TEXT PASSAGE
****

When I started making pictures, my day job took me all over the world and I ended up with lots of time to go out shooting in various countries. This was mostly at nighttime and mostly in cities, like this bike I found tethered to a post in Dubai. As I walked the streets with my camera and tripod I learned one cool technique that added pop to my pictures: starbursts. Whenever I show these pictures, people always ask if I used a lens filter or photoshop to make the rays shooting from the lights, and the answer is, “No.” This is done one hundred percent at the time of capture using only the lens to make it happen. And it’s so simple! Here’re some tips for maximizing your starbursts, both on lights and on the sun.

****

WHAT THIS EXERCISE ASKS
1. Return, word for word, the part of the starburst photography passage that opens with the words containing "When I started" and closes with "on the sun.".
2. Resume the passage on shooting starbursts from the point where it stops.

****

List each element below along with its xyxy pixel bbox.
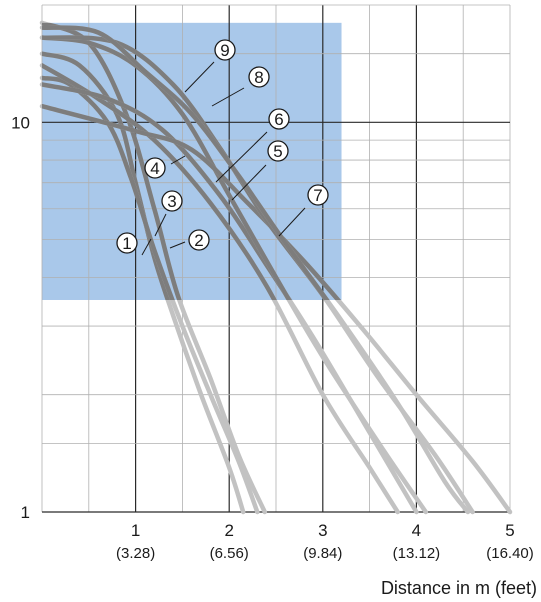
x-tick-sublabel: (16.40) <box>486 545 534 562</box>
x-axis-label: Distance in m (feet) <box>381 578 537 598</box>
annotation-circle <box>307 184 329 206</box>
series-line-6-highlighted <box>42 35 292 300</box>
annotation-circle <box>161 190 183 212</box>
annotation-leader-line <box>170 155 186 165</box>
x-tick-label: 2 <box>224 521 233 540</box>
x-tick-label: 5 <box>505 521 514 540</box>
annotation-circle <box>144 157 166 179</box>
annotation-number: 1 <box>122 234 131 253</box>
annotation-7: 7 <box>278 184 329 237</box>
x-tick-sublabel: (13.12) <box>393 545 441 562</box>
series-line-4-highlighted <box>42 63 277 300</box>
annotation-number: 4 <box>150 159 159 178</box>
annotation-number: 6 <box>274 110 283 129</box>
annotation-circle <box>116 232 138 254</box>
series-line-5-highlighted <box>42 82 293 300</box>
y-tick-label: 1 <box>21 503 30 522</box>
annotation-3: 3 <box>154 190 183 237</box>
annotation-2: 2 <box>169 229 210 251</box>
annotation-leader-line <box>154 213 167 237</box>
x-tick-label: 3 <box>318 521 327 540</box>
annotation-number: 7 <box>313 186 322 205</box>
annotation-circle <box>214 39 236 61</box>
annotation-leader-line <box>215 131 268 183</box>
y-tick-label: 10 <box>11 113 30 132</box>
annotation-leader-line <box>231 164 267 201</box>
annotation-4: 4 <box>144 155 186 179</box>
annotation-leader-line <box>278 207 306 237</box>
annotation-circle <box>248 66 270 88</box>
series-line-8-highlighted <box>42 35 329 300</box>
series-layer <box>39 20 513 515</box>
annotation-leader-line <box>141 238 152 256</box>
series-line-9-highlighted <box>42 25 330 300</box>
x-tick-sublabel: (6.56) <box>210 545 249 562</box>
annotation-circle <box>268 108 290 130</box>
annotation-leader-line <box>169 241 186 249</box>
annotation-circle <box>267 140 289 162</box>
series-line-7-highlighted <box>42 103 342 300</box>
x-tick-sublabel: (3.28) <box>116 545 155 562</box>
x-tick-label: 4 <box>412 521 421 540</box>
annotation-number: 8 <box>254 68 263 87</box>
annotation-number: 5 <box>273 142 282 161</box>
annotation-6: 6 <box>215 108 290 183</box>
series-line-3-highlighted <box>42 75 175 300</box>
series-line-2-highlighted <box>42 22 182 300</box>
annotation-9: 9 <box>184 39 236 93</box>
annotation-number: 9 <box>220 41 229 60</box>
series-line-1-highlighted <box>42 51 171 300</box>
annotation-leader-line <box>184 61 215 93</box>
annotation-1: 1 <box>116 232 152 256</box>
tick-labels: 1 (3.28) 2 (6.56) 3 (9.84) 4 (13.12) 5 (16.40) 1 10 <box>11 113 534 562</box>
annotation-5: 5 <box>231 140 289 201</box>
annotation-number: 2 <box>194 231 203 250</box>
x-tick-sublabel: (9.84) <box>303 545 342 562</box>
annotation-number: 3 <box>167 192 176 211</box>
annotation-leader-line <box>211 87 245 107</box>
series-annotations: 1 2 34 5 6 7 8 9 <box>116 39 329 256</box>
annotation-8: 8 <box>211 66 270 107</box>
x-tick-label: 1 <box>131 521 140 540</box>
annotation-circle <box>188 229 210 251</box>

****

RESPONSES
1.
When I started making pictures, my day job took me all over the world and I ended up with lots of time to go out shooting in various countries. This was mostly at nighttime and mostly in cities, like this bike I found tethered to a post in Dubai. As I walked the streets with my camera and tripod I learned one cool technique that added pop to my pictures: starbursts. Whenever I show these pictures, people always ask if I used a lens filter or photoshop to make the rays shooting from the lights, and the answer is, “No.” This is done one hundred percent at the time of capture using only the lens to make it happen. And it’s so simple! Here’re some tips for maximizing your starbursts, both on lights and on the sun.

2.
The most important setting to make starbursts is a small aperture; f/16 is pretty well guaranteed to work, but sometimes f/11 or even f/8 will do it. The thing is, it depends on the lens. If you’re using the kit lens that came with your DSLR, it probably has five blades in the iris that makes the aperture and it will probably need to be at f/16 or f/22 to get the best rays. The picture above, however, was made with my Nikkor 14-24mm f/2.8 at f/22. It’s ultra wide and has a nine blade iris with rounded blades. I find that there are usually twice as many rays in a burst as there are blades in your iris–if you count the burst on the left side you’ll see 18 rays. This particular lens, however, often produces a double ray as you can see on the center burst above, and I often get bursts with apertures as wide as f/8. I’m no physicist, but I find this quirk pretty interesting. The image below of the Washington Monument was made with a a Nikkor 50mm f/1.4 f/16, and that iris has 7 blades. Disconnect your lens from your camera body and look in the back to see how many blades your lens has: I bet you get twice as many rays in your bursts!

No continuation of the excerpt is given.